* [Exercise]:
Exactly as written, please set down all of the entries again, with no pictures.

* [Stored data entries]:

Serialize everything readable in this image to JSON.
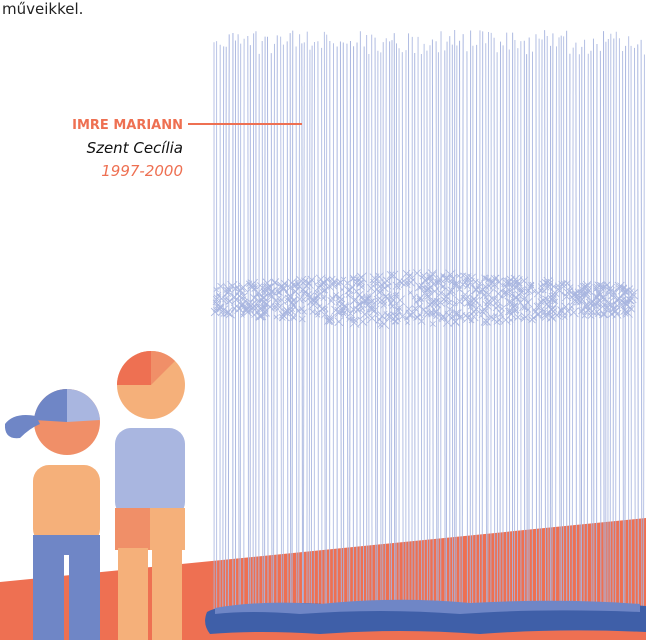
{
  "intro_text": "műveikkel.",
  "caption": {
    "name": "IMRE MARIANN",
    "school": "Szent Cecília",
    "years": "1997-2000"
  }
}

* [Answer for this exercise]:
Serialize everything readable in this image to JSON.
{
  "intro_text": "műveikkel.",
  "caption": {
    "name": "IMRE MARIANN",
    "school": "Szent Cecília",
    "years": "1997-2000"
  }
}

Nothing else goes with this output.